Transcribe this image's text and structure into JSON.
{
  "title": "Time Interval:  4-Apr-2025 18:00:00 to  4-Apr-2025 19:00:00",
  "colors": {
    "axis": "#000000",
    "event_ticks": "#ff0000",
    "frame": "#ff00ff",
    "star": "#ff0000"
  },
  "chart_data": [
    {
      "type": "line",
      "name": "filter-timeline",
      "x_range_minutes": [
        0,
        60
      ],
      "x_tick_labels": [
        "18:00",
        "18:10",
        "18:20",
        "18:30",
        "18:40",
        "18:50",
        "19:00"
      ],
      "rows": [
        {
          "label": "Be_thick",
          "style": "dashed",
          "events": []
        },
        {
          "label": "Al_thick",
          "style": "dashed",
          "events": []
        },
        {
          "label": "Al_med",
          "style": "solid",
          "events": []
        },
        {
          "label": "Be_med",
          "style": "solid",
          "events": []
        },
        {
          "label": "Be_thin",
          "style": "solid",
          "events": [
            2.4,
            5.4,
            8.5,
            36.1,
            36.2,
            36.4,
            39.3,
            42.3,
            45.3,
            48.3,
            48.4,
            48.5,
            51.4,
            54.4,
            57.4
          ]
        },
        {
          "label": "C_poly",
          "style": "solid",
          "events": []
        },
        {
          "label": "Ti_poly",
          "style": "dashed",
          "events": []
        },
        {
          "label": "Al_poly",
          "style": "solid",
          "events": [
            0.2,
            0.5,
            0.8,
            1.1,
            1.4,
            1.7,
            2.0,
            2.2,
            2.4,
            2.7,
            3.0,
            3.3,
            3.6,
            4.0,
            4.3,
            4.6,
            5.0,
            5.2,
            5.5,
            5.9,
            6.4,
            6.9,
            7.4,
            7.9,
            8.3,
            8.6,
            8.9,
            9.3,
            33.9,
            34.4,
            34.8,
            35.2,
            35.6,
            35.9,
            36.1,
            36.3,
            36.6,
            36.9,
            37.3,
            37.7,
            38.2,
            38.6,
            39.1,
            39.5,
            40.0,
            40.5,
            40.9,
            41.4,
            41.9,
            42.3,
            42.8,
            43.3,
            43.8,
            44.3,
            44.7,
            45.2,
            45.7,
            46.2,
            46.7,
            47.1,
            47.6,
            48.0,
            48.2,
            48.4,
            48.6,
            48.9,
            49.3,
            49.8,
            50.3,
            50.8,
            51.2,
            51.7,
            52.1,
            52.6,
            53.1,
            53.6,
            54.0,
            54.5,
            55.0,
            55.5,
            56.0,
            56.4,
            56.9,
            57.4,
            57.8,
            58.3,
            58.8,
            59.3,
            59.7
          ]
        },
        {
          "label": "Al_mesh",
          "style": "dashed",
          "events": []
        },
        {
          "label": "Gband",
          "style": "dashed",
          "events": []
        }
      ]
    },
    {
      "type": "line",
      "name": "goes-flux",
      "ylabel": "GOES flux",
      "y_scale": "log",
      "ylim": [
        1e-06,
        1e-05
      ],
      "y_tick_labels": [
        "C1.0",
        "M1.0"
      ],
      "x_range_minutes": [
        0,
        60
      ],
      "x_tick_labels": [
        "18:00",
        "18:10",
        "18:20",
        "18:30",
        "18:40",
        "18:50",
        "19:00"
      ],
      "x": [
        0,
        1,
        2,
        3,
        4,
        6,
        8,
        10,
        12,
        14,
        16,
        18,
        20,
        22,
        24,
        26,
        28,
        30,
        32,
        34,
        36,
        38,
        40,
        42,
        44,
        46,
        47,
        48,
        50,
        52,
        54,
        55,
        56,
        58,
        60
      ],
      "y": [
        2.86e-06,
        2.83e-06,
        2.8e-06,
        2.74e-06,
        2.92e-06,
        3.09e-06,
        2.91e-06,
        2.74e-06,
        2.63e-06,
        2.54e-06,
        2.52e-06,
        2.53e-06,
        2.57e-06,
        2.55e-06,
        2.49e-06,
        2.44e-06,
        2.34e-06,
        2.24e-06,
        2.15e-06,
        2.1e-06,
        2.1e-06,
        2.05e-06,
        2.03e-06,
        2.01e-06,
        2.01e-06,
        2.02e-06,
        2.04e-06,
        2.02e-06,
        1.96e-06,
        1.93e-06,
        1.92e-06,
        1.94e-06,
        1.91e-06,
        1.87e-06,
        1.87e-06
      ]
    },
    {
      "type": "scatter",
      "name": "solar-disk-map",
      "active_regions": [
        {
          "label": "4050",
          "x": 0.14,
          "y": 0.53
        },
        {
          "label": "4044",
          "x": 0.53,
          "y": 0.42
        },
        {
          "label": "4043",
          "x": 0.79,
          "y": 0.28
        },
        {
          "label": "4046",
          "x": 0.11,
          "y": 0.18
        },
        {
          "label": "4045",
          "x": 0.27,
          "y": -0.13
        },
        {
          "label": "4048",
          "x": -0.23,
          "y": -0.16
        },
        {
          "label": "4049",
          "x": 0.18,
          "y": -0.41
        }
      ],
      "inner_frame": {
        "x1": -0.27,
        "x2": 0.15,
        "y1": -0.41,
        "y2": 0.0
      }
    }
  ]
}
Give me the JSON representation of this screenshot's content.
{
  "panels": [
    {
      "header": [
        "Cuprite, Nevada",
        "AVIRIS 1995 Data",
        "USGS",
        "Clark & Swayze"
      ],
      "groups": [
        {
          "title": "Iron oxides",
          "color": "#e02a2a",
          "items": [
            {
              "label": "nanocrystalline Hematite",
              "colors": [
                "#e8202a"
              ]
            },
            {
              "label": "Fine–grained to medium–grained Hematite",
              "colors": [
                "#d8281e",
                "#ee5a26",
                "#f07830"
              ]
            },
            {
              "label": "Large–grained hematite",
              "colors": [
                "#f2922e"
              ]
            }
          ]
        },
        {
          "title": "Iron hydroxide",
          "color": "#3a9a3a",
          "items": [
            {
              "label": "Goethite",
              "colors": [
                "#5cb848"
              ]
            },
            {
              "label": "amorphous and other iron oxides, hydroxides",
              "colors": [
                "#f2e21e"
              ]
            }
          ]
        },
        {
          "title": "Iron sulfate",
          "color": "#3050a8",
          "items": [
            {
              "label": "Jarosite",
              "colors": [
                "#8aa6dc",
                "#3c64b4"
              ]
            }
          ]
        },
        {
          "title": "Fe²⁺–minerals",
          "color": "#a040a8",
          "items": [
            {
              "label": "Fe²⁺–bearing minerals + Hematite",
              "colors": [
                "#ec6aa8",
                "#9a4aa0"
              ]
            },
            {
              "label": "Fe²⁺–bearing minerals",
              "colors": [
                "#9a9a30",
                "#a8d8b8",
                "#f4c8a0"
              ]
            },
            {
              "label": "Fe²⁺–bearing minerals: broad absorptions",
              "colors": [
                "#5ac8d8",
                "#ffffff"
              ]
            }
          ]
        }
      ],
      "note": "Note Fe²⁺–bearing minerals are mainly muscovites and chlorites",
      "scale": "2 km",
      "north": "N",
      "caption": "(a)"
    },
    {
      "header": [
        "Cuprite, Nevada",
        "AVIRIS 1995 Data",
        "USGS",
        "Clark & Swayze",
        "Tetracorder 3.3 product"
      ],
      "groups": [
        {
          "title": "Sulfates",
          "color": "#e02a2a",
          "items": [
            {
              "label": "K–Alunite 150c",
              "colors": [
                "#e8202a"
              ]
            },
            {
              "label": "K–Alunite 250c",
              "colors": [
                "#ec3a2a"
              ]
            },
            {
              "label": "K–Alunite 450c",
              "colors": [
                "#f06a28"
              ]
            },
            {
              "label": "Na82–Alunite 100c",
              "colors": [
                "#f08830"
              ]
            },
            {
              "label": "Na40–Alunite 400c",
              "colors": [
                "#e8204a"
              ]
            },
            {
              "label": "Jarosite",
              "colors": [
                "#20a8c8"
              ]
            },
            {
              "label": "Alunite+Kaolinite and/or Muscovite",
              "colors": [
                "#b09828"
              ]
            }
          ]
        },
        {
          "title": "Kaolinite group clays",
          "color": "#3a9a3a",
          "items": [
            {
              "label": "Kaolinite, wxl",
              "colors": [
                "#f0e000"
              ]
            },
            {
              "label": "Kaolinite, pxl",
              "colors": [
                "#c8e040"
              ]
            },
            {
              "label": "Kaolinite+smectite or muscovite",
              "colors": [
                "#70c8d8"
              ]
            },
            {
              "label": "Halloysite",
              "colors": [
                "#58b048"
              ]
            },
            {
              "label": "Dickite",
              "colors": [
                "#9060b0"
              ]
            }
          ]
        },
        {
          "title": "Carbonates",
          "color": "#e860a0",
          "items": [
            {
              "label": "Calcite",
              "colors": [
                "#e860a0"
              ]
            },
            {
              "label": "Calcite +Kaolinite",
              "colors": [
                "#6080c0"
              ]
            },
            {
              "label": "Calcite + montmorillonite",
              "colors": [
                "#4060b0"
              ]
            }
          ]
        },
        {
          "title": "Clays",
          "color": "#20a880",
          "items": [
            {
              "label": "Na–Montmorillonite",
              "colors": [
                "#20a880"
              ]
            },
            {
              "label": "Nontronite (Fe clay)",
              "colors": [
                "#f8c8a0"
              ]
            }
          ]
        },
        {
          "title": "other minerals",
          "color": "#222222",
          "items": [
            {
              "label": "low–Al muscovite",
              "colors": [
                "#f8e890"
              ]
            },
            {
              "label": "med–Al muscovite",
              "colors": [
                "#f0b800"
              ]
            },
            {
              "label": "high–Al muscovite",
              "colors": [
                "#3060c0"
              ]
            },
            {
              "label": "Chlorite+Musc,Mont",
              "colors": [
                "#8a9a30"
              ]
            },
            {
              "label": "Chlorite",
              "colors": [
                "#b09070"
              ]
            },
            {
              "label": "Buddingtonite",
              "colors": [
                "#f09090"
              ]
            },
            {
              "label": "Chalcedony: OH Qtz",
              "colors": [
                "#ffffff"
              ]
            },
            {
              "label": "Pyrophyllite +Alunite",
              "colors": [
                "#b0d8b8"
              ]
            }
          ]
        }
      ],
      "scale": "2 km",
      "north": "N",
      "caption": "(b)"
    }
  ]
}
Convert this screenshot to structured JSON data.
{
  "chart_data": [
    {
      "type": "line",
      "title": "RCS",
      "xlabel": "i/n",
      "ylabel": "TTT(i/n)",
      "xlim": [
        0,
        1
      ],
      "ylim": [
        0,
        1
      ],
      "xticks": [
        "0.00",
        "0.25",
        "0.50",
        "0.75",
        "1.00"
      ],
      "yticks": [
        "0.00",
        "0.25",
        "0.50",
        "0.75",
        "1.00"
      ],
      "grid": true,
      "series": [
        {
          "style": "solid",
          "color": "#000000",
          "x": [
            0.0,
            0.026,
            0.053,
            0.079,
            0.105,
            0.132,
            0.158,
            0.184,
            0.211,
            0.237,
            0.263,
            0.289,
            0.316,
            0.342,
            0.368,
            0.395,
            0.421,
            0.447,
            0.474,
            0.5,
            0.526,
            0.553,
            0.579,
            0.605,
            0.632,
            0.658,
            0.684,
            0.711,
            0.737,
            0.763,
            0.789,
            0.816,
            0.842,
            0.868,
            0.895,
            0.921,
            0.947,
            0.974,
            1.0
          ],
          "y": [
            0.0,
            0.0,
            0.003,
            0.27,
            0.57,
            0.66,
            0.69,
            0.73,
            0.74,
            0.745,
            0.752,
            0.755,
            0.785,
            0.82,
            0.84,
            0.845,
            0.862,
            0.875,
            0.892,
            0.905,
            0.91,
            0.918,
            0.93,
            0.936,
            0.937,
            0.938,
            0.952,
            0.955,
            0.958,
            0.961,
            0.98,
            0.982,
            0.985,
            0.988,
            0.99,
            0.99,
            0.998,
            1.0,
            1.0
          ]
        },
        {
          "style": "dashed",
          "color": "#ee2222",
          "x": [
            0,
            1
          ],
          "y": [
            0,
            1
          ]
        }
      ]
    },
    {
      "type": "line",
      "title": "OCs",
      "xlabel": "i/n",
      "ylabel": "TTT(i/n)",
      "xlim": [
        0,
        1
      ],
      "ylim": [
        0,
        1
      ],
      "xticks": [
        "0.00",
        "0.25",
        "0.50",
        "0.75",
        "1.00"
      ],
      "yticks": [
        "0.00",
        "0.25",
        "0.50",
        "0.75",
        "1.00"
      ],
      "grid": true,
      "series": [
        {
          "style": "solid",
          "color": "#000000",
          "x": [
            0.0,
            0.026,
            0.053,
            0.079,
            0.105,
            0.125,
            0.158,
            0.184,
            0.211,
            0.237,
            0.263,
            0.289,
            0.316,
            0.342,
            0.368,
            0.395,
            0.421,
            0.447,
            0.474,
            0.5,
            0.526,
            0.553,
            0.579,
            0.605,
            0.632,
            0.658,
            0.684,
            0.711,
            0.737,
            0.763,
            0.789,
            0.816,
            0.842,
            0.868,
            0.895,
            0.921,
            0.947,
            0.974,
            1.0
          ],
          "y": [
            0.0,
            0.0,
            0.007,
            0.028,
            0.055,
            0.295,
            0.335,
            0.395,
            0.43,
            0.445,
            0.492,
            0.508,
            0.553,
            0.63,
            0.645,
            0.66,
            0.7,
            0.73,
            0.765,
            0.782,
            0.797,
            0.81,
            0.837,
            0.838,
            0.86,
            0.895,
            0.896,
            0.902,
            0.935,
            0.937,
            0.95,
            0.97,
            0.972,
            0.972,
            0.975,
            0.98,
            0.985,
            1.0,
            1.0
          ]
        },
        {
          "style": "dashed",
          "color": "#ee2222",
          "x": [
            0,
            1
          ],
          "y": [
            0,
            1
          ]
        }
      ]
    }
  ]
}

● ● ● ●

• Instruction: Pull out every line in the material above where "Calcite" occurs.

• Result of this exercise:
              "label": "Calcite",
              "label": "Calcite +Kaolinite",
              "label": "Calcite + montmorillonite",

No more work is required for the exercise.